◆ Task statement
Write out the material exactly. Do not include the pictures.

(Dataset records)
════

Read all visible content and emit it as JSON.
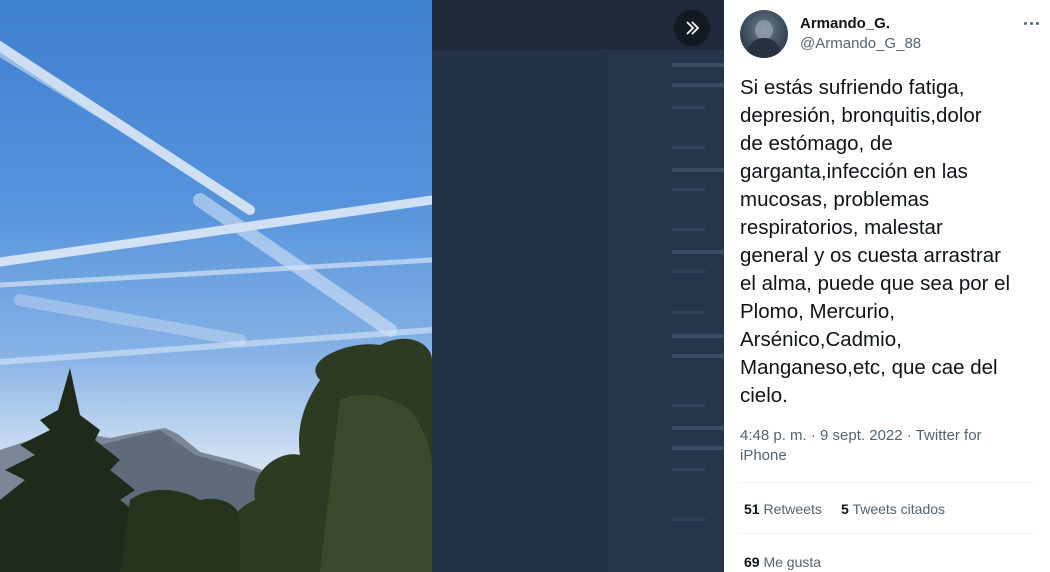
{
  "tweet": {
    "display_name": "Armando_G.",
    "handle": "@Armando_G_88",
    "text": "Si estás sufriendo fatiga,\ndepresión, bronquitis,dolor\nde estómago, de\ngarganta,infección en las\nmucosas, problemas\nrespiratorios, malestar\ngeneral y os cuesta arrastrar\nel alma, puede que sea por el\nPlomo, Mercurio,\nArsénico,Cadmio,\nManganeso,etc, que cae del\ncielo.",
    "time": "4:48 p. m.",
    "separator": " · ",
    "date": "9 sept. 2022",
    "source": "Twitter for iPhone",
    "retweets_count": "51",
    "retweets_label": "Retweets",
    "quotes_count": "5",
    "quotes_label": "Tweets citados",
    "likes_count": "69",
    "likes_label": "Me gusta"
  },
  "icons": {
    "expand": "chevron-double-right-icon",
    "more": "more-horizontal-icon"
  },
  "colors": {
    "text_primary": "#0f1419",
    "text_secondary": "#536471",
    "overlay": "#1e2a3b"
  }
}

════

◆ Full solution
Read all visible content and emit it as JSON.
{
  "tweet": {
    "display_name": "Armando_G.",
    "handle": "@Armando_G_88",
    "text": "Si estás sufriendo fatiga,\ndepresión, bronquitis,dolor\nde estómago, de\ngarganta,infección en las\nmucosas, problemas\nrespiratorios, malestar\ngeneral y os cuesta arrastrar\nel alma, puede que sea por el\nPlomo, Mercurio,\nArsénico,Cadmio,\nManganeso,etc, que cae del\ncielo.",
    "time": "4:48 p. m.",
    "separator": " · ",
    "date": "9 sept. 2022",
    "source": "Twitter for iPhone",
    "retweets_count": "51",
    "retweets_label": "Retweets",
    "quotes_count": "5",
    "quotes_label": "Tweets citados",
    "likes_count": "69",
    "likes_label": "Me gusta"
  },
  "icons": {
    "expand": "chevron-double-right-icon",
    "more": "more-horizontal-icon"
  },
  "colors": {
    "text_primary": "#0f1419",
    "text_secondary": "#536471",
    "overlay": "#1e2a3b"
  }
}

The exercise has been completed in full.